YOUR INSTRUCTIONS. Print out the entries below with no edits.

Source data
*-*-*

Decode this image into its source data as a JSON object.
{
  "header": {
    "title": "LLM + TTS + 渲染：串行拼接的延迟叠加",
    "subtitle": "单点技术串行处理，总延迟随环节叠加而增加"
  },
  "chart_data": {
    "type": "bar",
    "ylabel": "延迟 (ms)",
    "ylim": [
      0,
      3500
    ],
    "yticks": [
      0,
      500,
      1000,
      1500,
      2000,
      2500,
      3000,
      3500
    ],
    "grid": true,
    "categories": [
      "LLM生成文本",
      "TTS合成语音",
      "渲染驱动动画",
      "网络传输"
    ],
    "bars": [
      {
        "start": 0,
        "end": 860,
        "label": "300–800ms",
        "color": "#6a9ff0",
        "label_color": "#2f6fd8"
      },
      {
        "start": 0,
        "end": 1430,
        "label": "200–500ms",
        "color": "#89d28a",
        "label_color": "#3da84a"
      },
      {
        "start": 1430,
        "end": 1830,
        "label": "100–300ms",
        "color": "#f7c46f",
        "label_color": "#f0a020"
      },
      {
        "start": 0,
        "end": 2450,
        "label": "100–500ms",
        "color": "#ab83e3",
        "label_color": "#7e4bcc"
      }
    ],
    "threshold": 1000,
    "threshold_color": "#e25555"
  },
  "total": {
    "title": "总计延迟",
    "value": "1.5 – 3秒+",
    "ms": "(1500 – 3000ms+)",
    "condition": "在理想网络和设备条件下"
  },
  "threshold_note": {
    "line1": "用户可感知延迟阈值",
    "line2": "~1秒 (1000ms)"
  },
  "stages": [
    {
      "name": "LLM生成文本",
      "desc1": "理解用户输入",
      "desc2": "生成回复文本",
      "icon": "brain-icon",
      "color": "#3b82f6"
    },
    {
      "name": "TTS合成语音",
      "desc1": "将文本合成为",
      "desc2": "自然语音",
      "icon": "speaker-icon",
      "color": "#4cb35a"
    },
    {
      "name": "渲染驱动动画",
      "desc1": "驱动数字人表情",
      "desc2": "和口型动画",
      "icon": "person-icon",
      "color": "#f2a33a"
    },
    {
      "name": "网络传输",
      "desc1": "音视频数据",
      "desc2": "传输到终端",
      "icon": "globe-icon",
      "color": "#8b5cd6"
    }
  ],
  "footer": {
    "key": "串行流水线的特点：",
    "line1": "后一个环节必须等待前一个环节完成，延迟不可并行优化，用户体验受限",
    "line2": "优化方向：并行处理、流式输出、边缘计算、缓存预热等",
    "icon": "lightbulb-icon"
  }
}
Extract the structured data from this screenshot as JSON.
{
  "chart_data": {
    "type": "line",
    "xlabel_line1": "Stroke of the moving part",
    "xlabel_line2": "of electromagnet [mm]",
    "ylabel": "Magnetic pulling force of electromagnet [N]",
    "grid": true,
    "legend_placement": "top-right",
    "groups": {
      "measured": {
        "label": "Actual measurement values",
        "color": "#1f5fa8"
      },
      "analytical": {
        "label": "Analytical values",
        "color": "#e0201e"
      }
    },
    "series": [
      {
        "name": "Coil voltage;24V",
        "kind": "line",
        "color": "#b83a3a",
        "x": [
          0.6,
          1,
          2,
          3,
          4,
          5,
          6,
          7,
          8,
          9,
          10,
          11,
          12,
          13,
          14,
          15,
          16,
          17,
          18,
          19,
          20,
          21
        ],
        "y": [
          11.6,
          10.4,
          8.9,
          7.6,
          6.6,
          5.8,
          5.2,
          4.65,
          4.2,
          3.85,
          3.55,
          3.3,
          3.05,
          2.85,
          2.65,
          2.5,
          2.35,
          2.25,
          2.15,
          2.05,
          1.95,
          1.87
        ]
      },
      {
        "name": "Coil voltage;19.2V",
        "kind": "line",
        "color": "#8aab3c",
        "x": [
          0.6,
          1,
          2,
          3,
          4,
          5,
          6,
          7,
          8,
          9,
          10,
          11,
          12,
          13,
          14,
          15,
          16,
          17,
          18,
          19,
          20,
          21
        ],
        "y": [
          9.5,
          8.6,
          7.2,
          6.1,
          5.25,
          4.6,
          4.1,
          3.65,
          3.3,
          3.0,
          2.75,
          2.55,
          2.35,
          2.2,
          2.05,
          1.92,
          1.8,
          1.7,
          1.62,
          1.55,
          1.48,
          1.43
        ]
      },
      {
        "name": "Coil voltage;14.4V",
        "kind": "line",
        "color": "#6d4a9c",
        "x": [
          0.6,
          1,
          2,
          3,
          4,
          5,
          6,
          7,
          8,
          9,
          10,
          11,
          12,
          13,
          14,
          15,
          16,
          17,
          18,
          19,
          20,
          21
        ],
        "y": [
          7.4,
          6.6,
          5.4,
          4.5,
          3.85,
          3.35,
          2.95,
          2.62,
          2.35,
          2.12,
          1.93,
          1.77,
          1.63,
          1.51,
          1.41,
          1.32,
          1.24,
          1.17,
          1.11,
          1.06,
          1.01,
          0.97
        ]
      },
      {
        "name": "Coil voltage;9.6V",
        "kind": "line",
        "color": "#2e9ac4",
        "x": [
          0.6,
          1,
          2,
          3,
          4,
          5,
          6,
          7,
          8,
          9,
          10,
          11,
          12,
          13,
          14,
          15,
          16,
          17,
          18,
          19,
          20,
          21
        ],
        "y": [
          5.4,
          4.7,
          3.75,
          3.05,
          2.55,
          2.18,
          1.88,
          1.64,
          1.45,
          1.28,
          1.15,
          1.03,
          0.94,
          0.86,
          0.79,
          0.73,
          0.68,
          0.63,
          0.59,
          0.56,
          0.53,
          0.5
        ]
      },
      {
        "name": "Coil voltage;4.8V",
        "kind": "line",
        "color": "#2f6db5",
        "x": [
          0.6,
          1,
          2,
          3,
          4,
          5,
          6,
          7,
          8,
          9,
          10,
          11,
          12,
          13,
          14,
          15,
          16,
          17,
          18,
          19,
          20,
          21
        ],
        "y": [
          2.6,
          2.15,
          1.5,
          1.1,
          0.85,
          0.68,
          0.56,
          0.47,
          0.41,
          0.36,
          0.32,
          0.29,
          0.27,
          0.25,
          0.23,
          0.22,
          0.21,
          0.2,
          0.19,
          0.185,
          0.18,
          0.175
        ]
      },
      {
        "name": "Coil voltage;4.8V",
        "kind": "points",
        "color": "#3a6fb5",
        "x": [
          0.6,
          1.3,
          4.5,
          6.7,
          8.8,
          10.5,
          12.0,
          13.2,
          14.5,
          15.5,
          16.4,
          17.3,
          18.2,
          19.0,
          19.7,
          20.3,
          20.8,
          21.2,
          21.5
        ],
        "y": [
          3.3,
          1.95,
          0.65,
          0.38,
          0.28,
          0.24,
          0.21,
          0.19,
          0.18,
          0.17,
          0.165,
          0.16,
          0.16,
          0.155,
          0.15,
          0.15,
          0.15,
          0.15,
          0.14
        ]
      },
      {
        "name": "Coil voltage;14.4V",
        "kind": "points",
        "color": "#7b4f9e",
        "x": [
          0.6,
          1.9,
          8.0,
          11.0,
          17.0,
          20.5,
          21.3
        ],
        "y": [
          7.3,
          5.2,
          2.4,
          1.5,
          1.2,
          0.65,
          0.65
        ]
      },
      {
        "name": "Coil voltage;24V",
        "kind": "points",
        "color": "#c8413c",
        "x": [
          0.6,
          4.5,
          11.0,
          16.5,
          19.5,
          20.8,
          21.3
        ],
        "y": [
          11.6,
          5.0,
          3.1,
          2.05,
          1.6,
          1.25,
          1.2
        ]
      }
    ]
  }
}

*-*-*

RESPONSE TO THE TASK.
Decode this image into its source data as a JSON object.
{
  "header": {
    "title": "LLM + TTS + 渲染：串行拼接的延迟叠加",
    "subtitle": "单点技术串行处理，总延迟随环节叠加而增加"
  },
  "chart_data": {
    "type": "bar",
    "ylabel": "延迟 (ms)",
    "ylim": [
      0,
      3500
    ],
    "yticks": [
      0,
      500,
      1000,
      1500,
      2000,
      2500,
      3000,
      3500
    ],
    "grid": true,
    "categories": [
      "LLM生成文本",
      "TTS合成语音",
      "渲染驱动动画",
      "网络传输"
    ],
    "bars": [
      {
        "start": 0,
        "end": 860,
        "label": "300–800ms",
        "color": "#6a9ff0",
        "label_color": "#2f6fd8"
      },
      {
        "start": 0,
        "end": 1430,
        "label": "200–500ms",
        "color": "#89d28a",
        "label_color": "#3da84a"
      },
      {
        "start": 1430,
        "end": 1830,
        "label": "100–300ms",
        "color": "#f7c46f",
        "label_color": "#f0a020"
      },
      {
        "start": 0,
        "end": 2450,
        "label": "100–500ms",
        "color": "#ab83e3",
        "label_color": "#7e4bcc"
      }
    ],
    "threshold": 1000,
    "threshold_color": "#e25555"
  },
  "total": {
    "title": "总计延迟",
    "value": "1.5 – 3秒+",
    "ms": "(1500 – 3000ms+)",
    "condition": "在理想网络和设备条件下"
  },
  "threshold_note": {
    "line1": "用户可感知延迟阈值",
    "line2": "~1秒 (1000ms)"
  },
  "stages": [
    {
      "name": "LLM生成文本",
      "desc1": "理解用户输入",
      "desc2": "生成回复文本",
      "icon": "brain-icon",
      "color": "#3b82f6"
    },
    {
      "name": "TTS合成语音",
      "desc1": "将文本合成为",
      "desc2": "自然语音",
      "icon": "speaker-icon",
      "color": "#4cb35a"
    },
    {
      "name": "渲染驱动动画",
      "desc1": "驱动数字人表情",
      "desc2": "和口型动画",
      "icon": "person-icon",
      "color": "#f2a33a"
    },
    {
      "name": "网络传输",
      "desc1": "音视频数据",
      "desc2": "传输到终端",
      "icon": "globe-icon",
      "color": "#8b5cd6"
    }
  ],
  "footer": {
    "key": "串行流水线的特点：",
    "line1": "后一个环节必须等待前一个环节完成，延迟不可并行优化，用户体验受限",
    "line2": "优化方向：并行处理、流式输出、边缘计算、缓存预热等",
    "icon": "lightbulb-icon"
  }
}
Extract the structured data from this screenshot as JSON.
{
  "chart_data": {
    "type": "line",
    "xlabel_line1": "Stroke of the moving part",
    "xlabel_line2": "of electromagnet [mm]",
    "ylabel": "Magnetic pulling force of electromagnet [N]",
    "grid": true,
    "legend_placement": "top-right",
    "groups": {
      "measured": {
        "label": "Actual measurement values",
        "color": "#1f5fa8"
      },
      "analytical": {
        "label": "Analytical values",
        "color": "#e0201e"
      }
    },
    "series": [
      {
        "name": "Coil voltage;24V",
        "kind": "line",
        "color": "#b83a3a",
        "x": [
          0.6,
          1,
          2,
          3,
          4,
          5,
          6,
          7,
          8,
          9,
          10,
          11,
          12,
          13,
          14,
          15,
          16,
          17,
          18,
          19,
          20,
          21
        ],
        "y": [
          11.6,
          10.4,
          8.9,
          7.6,
          6.6,
          5.8,
          5.2,
          4.65,
          4.2,
          3.85,
          3.55,
          3.3,
          3.05,
          2.85,
          2.65,
          2.5,
          2.35,
          2.25,
          2.15,
          2.05,
          1.95,
          1.87
        ]
      },
      {
        "name": "Coil voltage;19.2V",
        "kind": "line",
        "color": "#8aab3c",
        "x": [
          0.6,
          1,
          2,
          3,
          4,
          5,
          6,
          7,
          8,
          9,
          10,
          11,
          12,
          13,
          14,
          15,
          16,
          17,
          18,
          19,
          20,
          21
        ],
        "y": [
          9.5,
          8.6,
          7.2,
          6.1,
          5.25,
          4.6,
          4.1,
          3.65,
          3.3,
          3.0,
          2.75,
          2.55,
          2.35,
          2.2,
          2.05,
          1.92,
          1.8,
          1.7,
          1.62,
          1.55,
          1.48,
          1.43
        ]
      },
      {
        "name": "Coil voltage;14.4V",
        "kind": "line",
        "color": "#6d4a9c",
        "x": [
          0.6,
          1,
          2,
          3,
          4,
          5,
          6,
          7,
          8,
          9,
          10,
          11,
          12,
          13,
          14,
          15,
          16,
          17,
          18,
          19,
          20,
          21
        ],
        "y": [
          7.4,
          6.6,
          5.4,
          4.5,
          3.85,
          3.35,
          2.95,
          2.62,
          2.35,
          2.12,
          1.93,
          1.77,
          1.63,
          1.51,
          1.41,
          1.32,
          1.24,
          1.17,
          1.11,
          1.06,
          1.01,
          0.97
        ]
      },
      {
        "name": "Coil voltage;9.6V",
        "kind": "line",
        "color": "#2e9ac4",
        "x": [
          0.6,
          1,
          2,
          3,
          4,
          5,
          6,
          7,
          8,
          9,
          10,
          11,
          12,
          13,
          14,
          15,
          16,
          17,
          18,
          19,
          20,
          21
        ],
        "y": [
          5.4,
          4.7,
          3.75,
          3.05,
          2.55,
          2.18,
          1.88,
          1.64,
          1.45,
          1.28,
          1.15,
          1.03,
          0.94,
          0.86,
          0.79,
          0.73,
          0.68,
          0.63,
          0.59,
          0.56,
          0.53,
          0.5
        ]
      },
      {
        "name": "Coil voltage;4.8V",
        "kind": "line",
        "color": "#2f6db5",
        "x": [
          0.6,
          1,
          2,
          3,
          4,
          5,
          6,
          7,
          8,
          9,
          10,
          11,
          12,
          13,
          14,
          15,
          16,
          17,
          18,
          19,
          20,
          21
        ],
        "y": [
          2.6,
          2.15,
          1.5,
          1.1,
          0.85,
          0.68,
          0.56,
          0.47,
          0.41,
          0.36,
          0.32,
          0.29,
          0.27,
          0.25,
          0.23,
          0.22,
          0.21,
          0.2,
          0.19,
          0.185,
          0.18,
          0.175
        ]
      },
      {
        "name": "Coil voltage;4.8V",
        "kind": "points",
        "color": "#3a6fb5",
        "x": [
          0.6,
          1.3,
          4.5,
          6.7,
          8.8,
          10.5,
          12.0,
          13.2,
          14.5,
          15.5,
          16.4,
          17.3,
          18.2,
          19.0,
          19.7,
          20.3,
          20.8,
          21.2,
          21.5
        ],
        "y": [
          3.3,
          1.95,
          0.65,
          0.38,
          0.28,
          0.24,
          0.21,
          0.19,
          0.18,
          0.17,
          0.165,
          0.16,
          0.16,
          0.155,
          0.15,
          0.15,
          0.15,
          0.15,
          0.14
        ]
      },
      {
        "name": "Coil voltage;14.4V",
        "kind": "points",
        "color": "#7b4f9e",
        "x": [
          0.6,
          1.9,
          8.0,
          11.0,
          17.0,
          20.5,
          21.3
        ],
        "y": [
          7.3,
          5.2,
          2.4,
          1.5,
          1.2,
          0.65,
          0.65
        ]
      },
      {
        "name": "Coil voltage;24V",
        "kind": "points",
        "color": "#c8413c",
        "x": [
          0.6,
          4.5,
          11.0,
          16.5,
          19.5,
          20.8,
          21.3
        ],
        "y": [
          11.6,
          5.0,
          3.1,
          2.05,
          1.6,
          1.25,
          1.2
        ]
      }
    ]
  }
}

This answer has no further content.